EXERCISE PROMPT:
Transcribe the data in full and exactly, omitting any pictures.

Stored records:
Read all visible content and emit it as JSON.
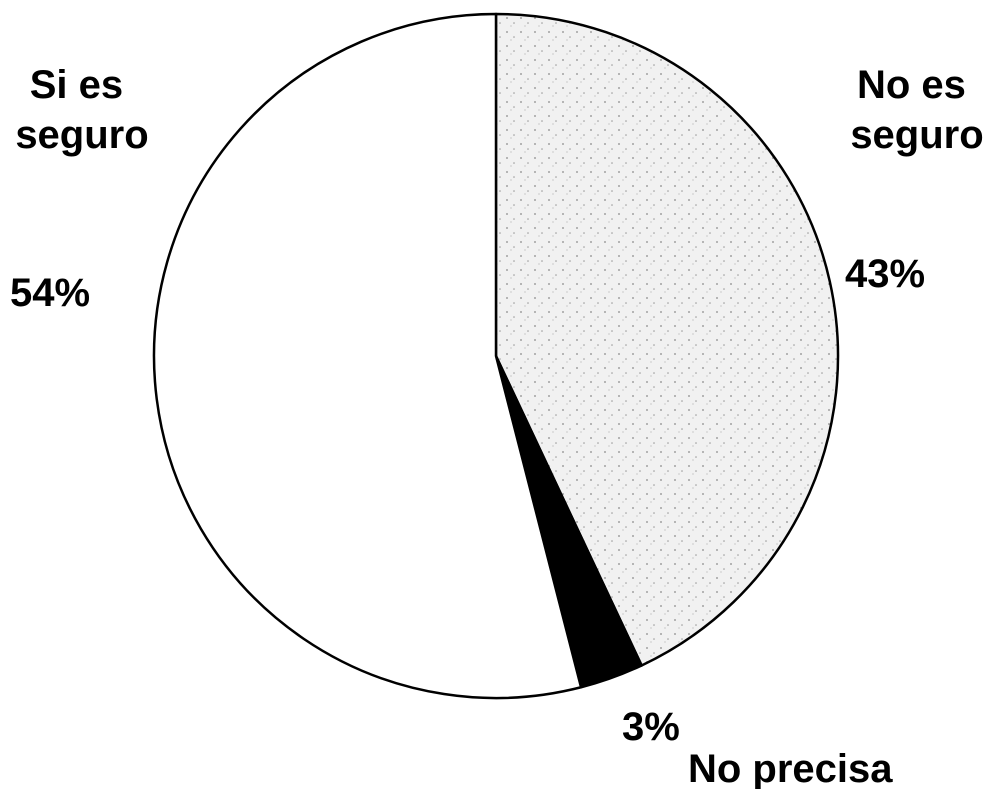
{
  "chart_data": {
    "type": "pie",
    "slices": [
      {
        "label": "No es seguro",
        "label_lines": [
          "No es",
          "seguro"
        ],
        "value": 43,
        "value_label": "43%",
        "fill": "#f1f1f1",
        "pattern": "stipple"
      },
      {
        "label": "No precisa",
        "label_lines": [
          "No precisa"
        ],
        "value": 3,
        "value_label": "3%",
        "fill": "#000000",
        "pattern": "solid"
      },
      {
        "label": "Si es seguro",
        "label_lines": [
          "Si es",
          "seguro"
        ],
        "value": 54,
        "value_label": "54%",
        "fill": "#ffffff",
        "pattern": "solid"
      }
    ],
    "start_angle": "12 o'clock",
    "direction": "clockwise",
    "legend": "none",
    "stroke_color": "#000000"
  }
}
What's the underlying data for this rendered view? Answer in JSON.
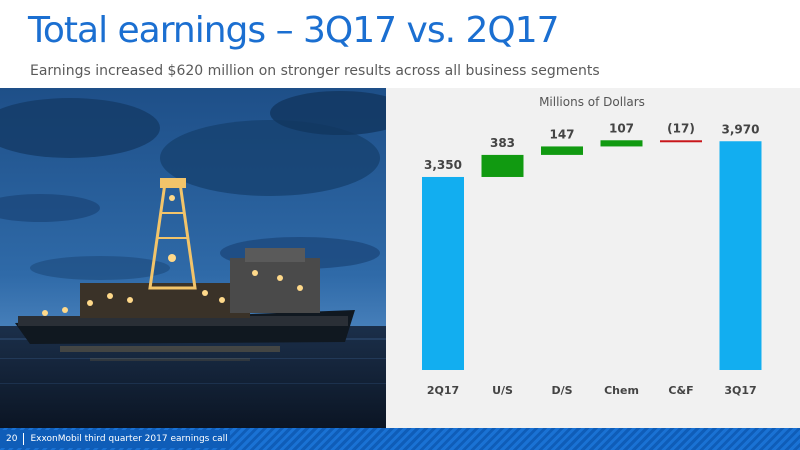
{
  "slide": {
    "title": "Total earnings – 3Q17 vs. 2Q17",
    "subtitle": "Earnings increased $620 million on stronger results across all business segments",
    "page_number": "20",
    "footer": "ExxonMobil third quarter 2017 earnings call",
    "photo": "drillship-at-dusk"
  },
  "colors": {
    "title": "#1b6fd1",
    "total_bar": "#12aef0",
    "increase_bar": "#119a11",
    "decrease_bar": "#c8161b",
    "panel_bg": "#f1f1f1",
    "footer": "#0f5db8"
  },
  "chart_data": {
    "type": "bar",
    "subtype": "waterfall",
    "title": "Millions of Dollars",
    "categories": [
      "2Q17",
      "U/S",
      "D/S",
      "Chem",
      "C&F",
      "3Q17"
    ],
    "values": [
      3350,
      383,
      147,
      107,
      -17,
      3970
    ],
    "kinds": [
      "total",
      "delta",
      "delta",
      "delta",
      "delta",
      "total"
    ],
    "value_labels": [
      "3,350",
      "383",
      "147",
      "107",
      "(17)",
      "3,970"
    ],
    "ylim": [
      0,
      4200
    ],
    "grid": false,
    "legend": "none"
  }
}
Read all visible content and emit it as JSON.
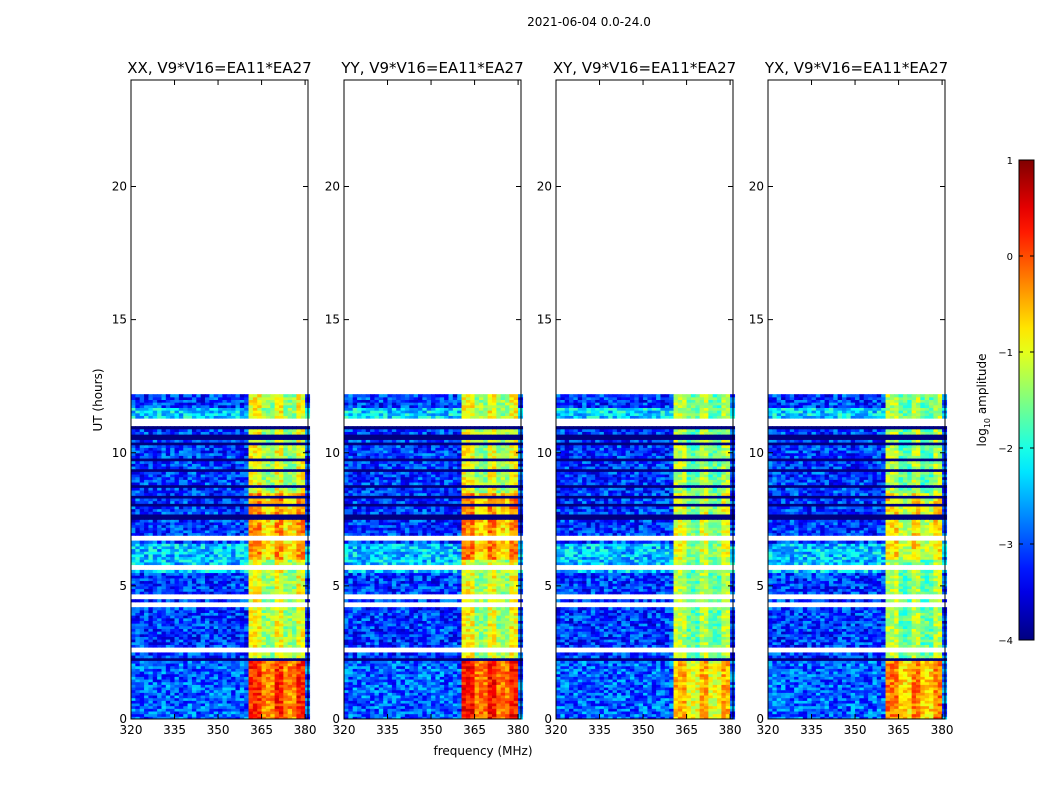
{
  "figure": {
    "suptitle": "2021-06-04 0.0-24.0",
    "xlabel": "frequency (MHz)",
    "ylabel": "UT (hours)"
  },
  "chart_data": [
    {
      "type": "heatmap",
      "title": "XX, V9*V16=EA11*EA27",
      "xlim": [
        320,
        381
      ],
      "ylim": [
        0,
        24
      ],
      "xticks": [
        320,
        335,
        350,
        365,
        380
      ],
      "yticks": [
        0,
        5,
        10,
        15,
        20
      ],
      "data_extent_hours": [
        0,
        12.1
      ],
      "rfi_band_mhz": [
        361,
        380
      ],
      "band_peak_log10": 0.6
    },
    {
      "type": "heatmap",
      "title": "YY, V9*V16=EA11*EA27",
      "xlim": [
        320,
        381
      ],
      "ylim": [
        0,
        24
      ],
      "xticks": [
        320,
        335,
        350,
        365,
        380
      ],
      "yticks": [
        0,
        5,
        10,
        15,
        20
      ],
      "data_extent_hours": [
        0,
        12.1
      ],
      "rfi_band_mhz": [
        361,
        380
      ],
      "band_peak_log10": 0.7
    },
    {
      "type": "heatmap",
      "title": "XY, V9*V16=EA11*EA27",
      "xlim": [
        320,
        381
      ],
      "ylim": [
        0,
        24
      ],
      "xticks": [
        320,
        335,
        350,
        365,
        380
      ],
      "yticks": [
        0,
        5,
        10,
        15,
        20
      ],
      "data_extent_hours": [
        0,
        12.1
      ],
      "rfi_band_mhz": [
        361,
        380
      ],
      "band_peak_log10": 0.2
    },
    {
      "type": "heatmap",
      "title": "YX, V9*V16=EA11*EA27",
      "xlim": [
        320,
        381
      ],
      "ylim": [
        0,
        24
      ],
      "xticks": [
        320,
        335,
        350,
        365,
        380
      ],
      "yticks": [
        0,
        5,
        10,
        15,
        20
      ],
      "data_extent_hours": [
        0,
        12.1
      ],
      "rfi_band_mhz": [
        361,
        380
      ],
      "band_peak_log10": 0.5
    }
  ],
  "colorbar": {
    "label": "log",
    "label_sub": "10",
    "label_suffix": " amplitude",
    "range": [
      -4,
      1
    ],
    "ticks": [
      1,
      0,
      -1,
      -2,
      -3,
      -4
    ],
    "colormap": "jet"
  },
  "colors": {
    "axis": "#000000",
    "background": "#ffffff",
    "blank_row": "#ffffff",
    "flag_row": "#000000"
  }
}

ANSWER TO THE PROBLEM:
Read all visible content and emit it as JSON.
{
  "chart_data": {
    "type": "pie",
    "slices": [
      {
        "label": "No es seguro",
        "label_lines": [
          "No es",
          "seguro"
        ],
        "value": 43,
        "value_label": "43%",
        "fill": "#f1f1f1",
        "pattern": "stipple"
      },
      {
        "label": "No precisa",
        "label_lines": [
          "No precisa"
        ],
        "value": 3,
        "value_label": "3%",
        "fill": "#000000",
        "pattern": "solid"
      },
      {
        "label": "Si es seguro",
        "label_lines": [
          "Si es",
          "seguro"
        ],
        "value": 54,
        "value_label": "54%",
        "fill": "#ffffff",
        "pattern": "solid"
      }
    ],
    "start_angle": "12 o'clock",
    "direction": "clockwise",
    "legend": "none",
    "stroke_color": "#000000"
  }
}
What's the underlying data for this rendered view? Answer in JSON.
{
  "slide": {
    "title": "Total earnings – 3Q17 vs. 2Q17",
    "subtitle": "Earnings increased $620 million on stronger results across all business segments",
    "page_number": "20",
    "footer": "ExxonMobil third quarter 2017 earnings call",
    "photo": "drillship-at-dusk"
  },
  "colors": {
    "title": "#1b6fd1",
    "total_bar": "#12aef0",
    "increase_bar": "#119a11",
    "decrease_bar": "#c8161b",
    "panel_bg": "#f1f1f1",
    "footer": "#0f5db8"
  },
  "chart_data": {
    "type": "bar",
    "subtype": "waterfall",
    "title": "Millions of Dollars",
    "categories": [
      "2Q17",
      "U/S",
      "D/S",
      "Chem",
      "C&F",
      "3Q17"
    ],
    "values": [
      3350,
      383,
      147,
      107,
      -17,
      3970
    ],
    "kinds": [
      "total",
      "delta",
      "delta",
      "delta",
      "delta",
      "total"
    ],
    "value_labels": [
      "3,350",
      "383",
      "147",
      "107",
      "(17)",
      "3,970"
    ],
    "ylim": [
      0,
      4200
    ],
    "grid": false,
    "legend": "none"
  }
}
Read all visible content and emit it as JSON.
{
  "figure": {
    "suptitle": "2021-06-04 0.0-24.0",
    "xlabel": "frequency (MHz)",
    "ylabel": "UT (hours)"
  },
  "chart_data": [
    {
      "type": "heatmap",
      "title": "XX, V9*V16=EA11*EA27",
      "xlim": [
        320,
        381
      ],
      "ylim": [
        0,
        24
      ],
      "xticks": [
        320,
        335,
        350,
        365,
        380
      ],
      "yticks": [
        0,
        5,
        10,
        15,
        20
      ],
      "data_extent_hours": [
        0,
        12.1
      ],
      "rfi_band_mhz": [
        361,
        380
      ],
      "band_peak_log10": 0.6
    },
    {
      "type": "heatmap",
      "title": "YY, V9*V16=EA11*EA27",
      "xlim": [
        320,
        381
      ],
      "ylim": [
        0,
        24
      ],
      "xticks": [
        320,
        335,
        350,
        365,
        380
      ],
      "yticks": [
        0,
        5,
        10,
        15,
        20
      ],
      "data_extent_hours": [
        0,
        12.1
      ],
      "rfi_band_mhz": [
        361,
        380
      ],
      "band_peak_log10": 0.7
    },
    {
      "type": "heatmap",
      "title": "XY, V9*V16=EA11*EA27",
      "xlim": [
        320,
        381
      ],
      "ylim": [
        0,
        24
      ],
      "xticks": [
        320,
        335,
        350,
        365,
        380
      ],
      "yticks": [
        0,
        5,
        10,
        15,
        20
      ],
      "data_extent_hours": [
        0,
        12.1
      ],
      "rfi_band_mhz": [
        361,
        380
      ],
      "band_peak_log10": 0.2
    },
    {
      "type": "heatmap",
      "title": "YX, V9*V16=EA11*EA27",
      "xlim": [
        320,
        381
      ],
      "ylim": [
        0,
        24
      ],
      "xticks": [
        320,
        335,
        350,
        365,
        380
      ],
      "yticks": [
        0,
        5,
        10,
        15,
        20
      ],
      "data_extent_hours": [
        0,
        12.1
      ],
      "rfi_band_mhz": [
        361,
        380
      ],
      "band_peak_log10": 0.5
    }
  ],
  "colorbar": {
    "label": "log",
    "label_sub": "10",
    "label_suffix": " amplitude",
    "range": [
      -4,
      1
    ],
    "ticks": [
      1,
      0,
      -1,
      -2,
      -3,
      -4
    ],
    "colormap": "jet"
  },
  "colors": {
    "axis": "#000000",
    "background": "#ffffff",
    "blank_row": "#ffffff",
    "flag_row": "#000000"
  }
}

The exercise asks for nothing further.